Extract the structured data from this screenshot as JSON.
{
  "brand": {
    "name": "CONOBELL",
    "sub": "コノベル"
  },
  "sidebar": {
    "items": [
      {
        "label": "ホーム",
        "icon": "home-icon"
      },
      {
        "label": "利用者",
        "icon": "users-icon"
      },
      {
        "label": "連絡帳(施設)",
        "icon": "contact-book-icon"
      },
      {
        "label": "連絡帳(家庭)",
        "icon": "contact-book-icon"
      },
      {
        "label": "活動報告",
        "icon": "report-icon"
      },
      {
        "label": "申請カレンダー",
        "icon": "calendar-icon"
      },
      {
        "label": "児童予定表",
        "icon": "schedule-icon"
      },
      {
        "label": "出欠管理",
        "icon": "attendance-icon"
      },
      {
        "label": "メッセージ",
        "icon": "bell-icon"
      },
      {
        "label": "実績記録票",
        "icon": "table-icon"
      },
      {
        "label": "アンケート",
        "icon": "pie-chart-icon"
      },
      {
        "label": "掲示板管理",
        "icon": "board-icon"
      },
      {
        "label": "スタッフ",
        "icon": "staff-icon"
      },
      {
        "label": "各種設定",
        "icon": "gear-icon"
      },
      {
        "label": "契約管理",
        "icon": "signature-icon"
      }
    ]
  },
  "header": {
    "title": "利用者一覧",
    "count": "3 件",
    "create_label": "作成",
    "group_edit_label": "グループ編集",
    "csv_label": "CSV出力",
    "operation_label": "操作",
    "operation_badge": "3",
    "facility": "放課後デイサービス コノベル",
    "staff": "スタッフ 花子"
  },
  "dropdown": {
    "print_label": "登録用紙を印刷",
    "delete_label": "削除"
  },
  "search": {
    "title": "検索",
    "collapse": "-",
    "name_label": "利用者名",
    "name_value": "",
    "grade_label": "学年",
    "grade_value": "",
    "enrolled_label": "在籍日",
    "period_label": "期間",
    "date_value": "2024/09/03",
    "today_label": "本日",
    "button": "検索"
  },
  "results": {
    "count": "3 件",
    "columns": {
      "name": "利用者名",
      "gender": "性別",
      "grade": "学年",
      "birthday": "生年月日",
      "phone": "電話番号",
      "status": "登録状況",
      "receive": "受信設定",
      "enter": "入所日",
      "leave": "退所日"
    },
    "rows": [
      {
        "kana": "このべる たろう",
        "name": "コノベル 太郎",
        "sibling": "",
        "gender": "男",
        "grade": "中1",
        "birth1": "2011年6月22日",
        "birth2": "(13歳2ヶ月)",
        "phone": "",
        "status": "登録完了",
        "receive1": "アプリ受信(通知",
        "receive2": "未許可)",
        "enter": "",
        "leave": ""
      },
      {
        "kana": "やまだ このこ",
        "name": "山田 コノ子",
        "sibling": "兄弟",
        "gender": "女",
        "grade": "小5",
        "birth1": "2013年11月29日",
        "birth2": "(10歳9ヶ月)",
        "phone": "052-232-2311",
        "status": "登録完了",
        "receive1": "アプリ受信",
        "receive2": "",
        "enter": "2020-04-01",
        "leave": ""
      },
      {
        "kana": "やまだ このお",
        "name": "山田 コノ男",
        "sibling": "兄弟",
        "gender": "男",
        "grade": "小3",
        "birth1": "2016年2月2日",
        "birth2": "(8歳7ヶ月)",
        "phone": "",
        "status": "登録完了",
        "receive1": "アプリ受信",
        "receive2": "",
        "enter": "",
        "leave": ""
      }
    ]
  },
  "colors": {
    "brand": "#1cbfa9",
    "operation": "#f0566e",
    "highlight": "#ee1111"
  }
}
══════
EXERCISE REQUIREMENTS
Return all the data above once more, precisely as given.

WRITTEN ANSWER
Extract the structured data from this screenshot as JSON.
{
  "brand": {
    "name": "CONOBELL",
    "sub": "コノベル"
  },
  "sidebar": {
    "items": [
      {
        "label": "ホーム",
        "icon": "home-icon"
      },
      {
        "label": "利用者",
        "icon": "users-icon"
      },
      {
        "label": "連絡帳(施設)",
        "icon": "contact-book-icon"
      },
      {
        "label": "連絡帳(家庭)",
        "icon": "contact-book-icon"
      },
      {
        "label": "活動報告",
        "icon": "report-icon"
      },
      {
        "label": "申請カレンダー",
        "icon": "calendar-icon"
      },
      {
        "label": "児童予定表",
        "icon": "schedule-icon"
      },
      {
        "label": "出欠管理",
        "icon": "attendance-icon"
      },
      {
        "label": "メッセージ",
        "icon": "bell-icon"
      },
      {
        "label": "実績記録票",
        "icon": "table-icon"
      },
      {
        "label": "アンケート",
        "icon": "pie-chart-icon"
      },
      {
        "label": "掲示板管理",
        "icon": "board-icon"
      },
      {
        "label": "スタッフ",
        "icon": "staff-icon"
      },
      {
        "label": "各種設定",
        "icon": "gear-icon"
      },
      {
        "label": "契約管理",
        "icon": "signature-icon"
      }
    ]
  },
  "header": {
    "title": "利用者一覧",
    "count": "3 件",
    "create_label": "作成",
    "group_edit_label": "グループ編集",
    "csv_label": "CSV出力",
    "operation_label": "操作",
    "operation_badge": "3",
    "facility": "放課後デイサービス コノベル",
    "staff": "スタッフ 花子"
  },
  "dropdown": {
    "print_label": "登録用紙を印刷",
    "delete_label": "削除"
  },
  "search": {
    "title": "検索",
    "collapse": "-",
    "name_label": "利用者名",
    "name_value": "",
    "grade_label": "学年",
    "grade_value": "",
    "enrolled_label": "在籍日",
    "period_label": "期間",
    "date_value": "2024/09/03",
    "today_label": "本日",
    "button": "検索"
  },
  "results": {
    "count": "3 件",
    "columns": {
      "name": "利用者名",
      "gender": "性別",
      "grade": "学年",
      "birthday": "生年月日",
      "phone": "電話番号",
      "status": "登録状況",
      "receive": "受信設定",
      "enter": "入所日",
      "leave": "退所日"
    },
    "rows": [
      {
        "kana": "このべる たろう",
        "name": "コノベル 太郎",
        "sibling": "",
        "gender": "男",
        "grade": "中1",
        "birth1": "2011年6月22日",
        "birth2": "(13歳2ヶ月)",
        "phone": "",
        "status": "登録完了",
        "receive1": "アプリ受信(通知",
        "receive2": "未許可)",
        "enter": "",
        "leave": ""
      },
      {
        "kana": "やまだ このこ",
        "name": "山田 コノ子",
        "sibling": "兄弟",
        "gender": "女",
        "grade": "小5",
        "birth1": "2013年11月29日",
        "birth2": "(10歳9ヶ月)",
        "phone": "052-232-2311",
        "status": "登録完了",
        "receive1": "アプリ受信",
        "receive2": "",
        "enter": "2020-04-01",
        "leave": ""
      },
      {
        "kana": "やまだ このお",
        "name": "山田 コノ男",
        "sibling": "兄弟",
        "gender": "男",
        "grade": "小3",
        "birth1": "2016年2月2日",
        "birth2": "(8歳7ヶ月)",
        "phone": "",
        "status": "登録完了",
        "receive1": "アプリ受信",
        "receive2": "",
        "enter": "",
        "leave": ""
      }
    ]
  },
  "colors": {
    "brand": "#1cbfa9",
    "operation": "#f0566e",
    "highlight": "#ee1111"
  }
}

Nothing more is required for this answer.